## PROBLEM DESCRIPTION
Your task is to reproduce the entries below word for word.

# START OF INPUT DATA

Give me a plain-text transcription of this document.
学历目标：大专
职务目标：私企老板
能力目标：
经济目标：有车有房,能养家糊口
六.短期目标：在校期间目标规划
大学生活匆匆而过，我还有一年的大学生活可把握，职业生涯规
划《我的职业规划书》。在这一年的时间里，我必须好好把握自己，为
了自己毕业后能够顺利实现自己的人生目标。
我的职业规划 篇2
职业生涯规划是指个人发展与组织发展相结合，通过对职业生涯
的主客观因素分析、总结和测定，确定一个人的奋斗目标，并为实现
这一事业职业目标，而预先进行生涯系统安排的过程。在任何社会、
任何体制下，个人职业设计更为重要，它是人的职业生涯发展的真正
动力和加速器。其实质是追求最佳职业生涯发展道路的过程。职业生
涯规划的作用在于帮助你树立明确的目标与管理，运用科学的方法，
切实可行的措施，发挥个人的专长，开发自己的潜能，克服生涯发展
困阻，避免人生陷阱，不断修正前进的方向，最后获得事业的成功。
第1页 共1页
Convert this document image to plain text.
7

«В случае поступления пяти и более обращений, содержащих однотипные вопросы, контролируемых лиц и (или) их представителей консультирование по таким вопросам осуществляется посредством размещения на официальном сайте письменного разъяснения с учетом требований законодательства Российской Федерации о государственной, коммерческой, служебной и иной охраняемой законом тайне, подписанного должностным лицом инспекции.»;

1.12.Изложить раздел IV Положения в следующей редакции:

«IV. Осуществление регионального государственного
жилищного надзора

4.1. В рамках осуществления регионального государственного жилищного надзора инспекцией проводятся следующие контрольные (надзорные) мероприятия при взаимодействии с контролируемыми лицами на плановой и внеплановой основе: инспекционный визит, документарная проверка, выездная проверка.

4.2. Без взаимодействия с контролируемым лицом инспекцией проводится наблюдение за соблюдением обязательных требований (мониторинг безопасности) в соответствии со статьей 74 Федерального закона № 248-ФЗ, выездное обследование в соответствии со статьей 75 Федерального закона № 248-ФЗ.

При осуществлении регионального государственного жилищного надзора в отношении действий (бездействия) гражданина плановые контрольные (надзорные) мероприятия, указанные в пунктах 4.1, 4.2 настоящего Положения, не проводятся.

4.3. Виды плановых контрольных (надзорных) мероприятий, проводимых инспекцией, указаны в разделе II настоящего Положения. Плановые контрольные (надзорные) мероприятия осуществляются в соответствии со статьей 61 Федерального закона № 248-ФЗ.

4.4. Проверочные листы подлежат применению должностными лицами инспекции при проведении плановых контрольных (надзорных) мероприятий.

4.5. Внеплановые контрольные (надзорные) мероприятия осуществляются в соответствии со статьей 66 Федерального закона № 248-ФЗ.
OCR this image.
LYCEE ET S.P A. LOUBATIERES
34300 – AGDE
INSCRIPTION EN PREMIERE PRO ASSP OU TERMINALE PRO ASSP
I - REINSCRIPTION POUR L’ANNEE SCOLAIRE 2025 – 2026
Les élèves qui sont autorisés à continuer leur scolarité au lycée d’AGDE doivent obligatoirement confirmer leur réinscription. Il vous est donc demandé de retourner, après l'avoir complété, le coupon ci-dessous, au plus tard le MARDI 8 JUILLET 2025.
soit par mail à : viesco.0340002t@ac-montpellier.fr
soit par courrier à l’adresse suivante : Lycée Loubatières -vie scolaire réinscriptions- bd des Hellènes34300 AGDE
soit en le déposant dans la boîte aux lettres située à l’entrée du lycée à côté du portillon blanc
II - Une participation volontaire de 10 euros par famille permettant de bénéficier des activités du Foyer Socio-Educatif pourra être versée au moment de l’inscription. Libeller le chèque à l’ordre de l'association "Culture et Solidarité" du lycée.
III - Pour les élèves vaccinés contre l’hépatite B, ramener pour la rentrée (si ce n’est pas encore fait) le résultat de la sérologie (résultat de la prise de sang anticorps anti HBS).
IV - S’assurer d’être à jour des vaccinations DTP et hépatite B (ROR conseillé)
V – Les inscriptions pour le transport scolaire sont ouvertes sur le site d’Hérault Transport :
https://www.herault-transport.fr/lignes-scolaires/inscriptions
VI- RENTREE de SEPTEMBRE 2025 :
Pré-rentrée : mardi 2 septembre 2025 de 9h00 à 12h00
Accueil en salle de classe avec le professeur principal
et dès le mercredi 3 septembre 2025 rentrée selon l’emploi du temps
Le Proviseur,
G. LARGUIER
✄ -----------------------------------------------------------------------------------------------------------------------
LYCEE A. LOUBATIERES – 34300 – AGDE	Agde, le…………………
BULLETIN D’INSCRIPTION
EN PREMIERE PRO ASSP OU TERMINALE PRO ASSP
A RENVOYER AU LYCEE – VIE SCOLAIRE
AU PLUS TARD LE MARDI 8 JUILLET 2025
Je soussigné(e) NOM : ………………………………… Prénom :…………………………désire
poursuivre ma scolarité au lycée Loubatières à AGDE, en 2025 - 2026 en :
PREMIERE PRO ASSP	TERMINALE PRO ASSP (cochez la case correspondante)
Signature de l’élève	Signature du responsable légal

# END OF INPUT DATA

## SOLUTION
Give me a plain-text transcription of this document.
学历目标：大专
职务目标：私企老板
能力目标：
经济目标：有车有房,能养家糊口
六.短期目标：在校期间目标规划
大学生活匆匆而过，我还有一年的大学生活可把握，职业生涯规
划《我的职业规划书》。在这一年的时间里，我必须好好把握自己，为
了自己毕业后能够顺利实现自己的人生目标。
我的职业规划 篇2
职业生涯规划是指个人发展与组织发展相结合，通过对职业生涯
的主客观因素分析、总结和测定，确定一个人的奋斗目标，并为实现
这一事业职业目标，而预先进行生涯系统安排的过程。在任何社会、
任何体制下，个人职业设计更为重要，它是人的职业生涯发展的真正
动力和加速器。其实质是追求最佳职业生涯发展道路的过程。职业生
涯规划的作用在于帮助你树立明确的目标与管理，运用科学的方法，
切实可行的措施，发挥个人的专长，开发自己的潜能，克服生涯发展
困阻，避免人生陷阱，不断修正前进的方向，最后获得事业的成功。
第1页 共1页
Convert this document image to plain text.
7

«В случае поступления пяти и более обращений, содержащих однотипные вопросы, контролируемых лиц и (или) их представителей консультирование по таким вопросам осуществляется посредством размещения на официальном сайте письменного разъяснения с учетом требований законодательства Российской Федерации о государственной, коммерческой, служебной и иной охраняемой законом тайне, подписанного должностным лицом инспекции.»;

1.12.Изложить раздел IV Положения в следующей редакции:

«IV. Осуществление регионального государственного
жилищного надзора

4.1. В рамках осуществления регионального государственного жилищного надзора инспекцией проводятся следующие контрольные (надзорные) мероприятия при взаимодействии с контролируемыми лицами на плановой и внеплановой основе: инспекционный визит, документарная проверка, выездная проверка.

4.2. Без взаимодействия с контролируемым лицом инспекцией проводится наблюдение за соблюдением обязательных требований (мониторинг безопасности) в соответствии со статьей 74 Федерального закона № 248-ФЗ, выездное обследование в соответствии со статьей 75 Федерального закона № 248-ФЗ.

При осуществлении регионального государственного жилищного надзора в отношении действий (бездействия) гражданина плановые контрольные (надзорные) мероприятия, указанные в пунктах 4.1, 4.2 настоящего Положения, не проводятся.

4.3. Виды плановых контрольных (надзорных) мероприятий, проводимых инспекцией, указаны в разделе II настоящего Положения. Плановые контрольные (надзорные) мероприятия осуществляются в соответствии со статьей 61 Федерального закона № 248-ФЗ.

4.4. Проверочные листы подлежат применению должностными лицами инспекции при проведении плановых контрольных (надзорных) мероприятий.

4.5. Внеплановые контрольные (надзорные) мероприятия осуществляются в соответствии со статьей 66 Федерального закона № 248-ФЗ.
OCR this image.
LYCEE ET S.P A. LOUBATIERES
34300 – AGDE
INSCRIPTION EN PREMIERE PRO ASSP OU TERMINALE PRO ASSP
I - REINSCRIPTION POUR L’ANNEE SCOLAIRE 2025 – 2026
Les élèves qui sont autorisés à continuer leur scolarité au lycée d’AGDE doivent obligatoirement confirmer leur réinscription. Il vous est donc demandé de retourner, après l'avoir complété, le coupon ci-dessous, au plus tard le MARDI 8 JUILLET 2025.
soit par mail à : viesco.0340002t@ac-montpellier.fr
soit par courrier à l’adresse suivante : Lycée Loubatières -vie scolaire réinscriptions- bd des Hellènes34300 AGDE
soit en le déposant dans la boîte aux lettres située à l’entrée du lycée à côté du portillon blanc
II - Une participation volontaire de 10 euros par famille permettant de bénéficier des activités du Foyer Socio-Educatif pourra être versée au moment de l’inscription. Libeller le chèque à l’ordre de l'association "Culture et Solidarité" du lycée.
III - Pour les élèves vaccinés contre l’hépatite B, ramener pour la rentrée (si ce n’est pas encore fait) le résultat de la sérologie (résultat de la prise de sang anticorps anti HBS).
IV - S’assurer d’être à jour des vaccinations DTP et hépatite B (ROR conseillé)
V – Les inscriptions pour le transport scolaire sont ouvertes sur le site d’Hérault Transport :
https://www.herault-transport.fr/lignes-scolaires/inscriptions
VI- RENTREE de SEPTEMBRE 2025 :
Pré-rentrée : mardi 2 septembre 2025 de 9h00 à 12h00
Accueil en salle de classe avec le professeur principal
et dès le mercredi 3 septembre 2025 rentrée selon l’emploi du temps
Le Proviseur,
G. LARGUIER
✄ -----------------------------------------------------------------------------------------------------------------------
LYCEE A. LOUBATIERES – 34300 – AGDE	Agde, le…………………
BULLETIN D’INSCRIPTION
EN PREMIERE PRO ASSP OU TERMINALE PRO ASSP
A RENVOYER AU LYCEE – VIE SCOLAIRE
AU PLUS TARD LE MARDI 8 JUILLET 2025
Je soussigné(e) NOM : ………………………………… Prénom :…………………………désire
poursuivre ma scolarité au lycée Loubatières à AGDE, en 2025 - 2026 en :
PREMIERE PRO ASSP	TERMINALE PRO ASSP (cochez la case correspondante)
Signature de l’élève	Signature du responsable légal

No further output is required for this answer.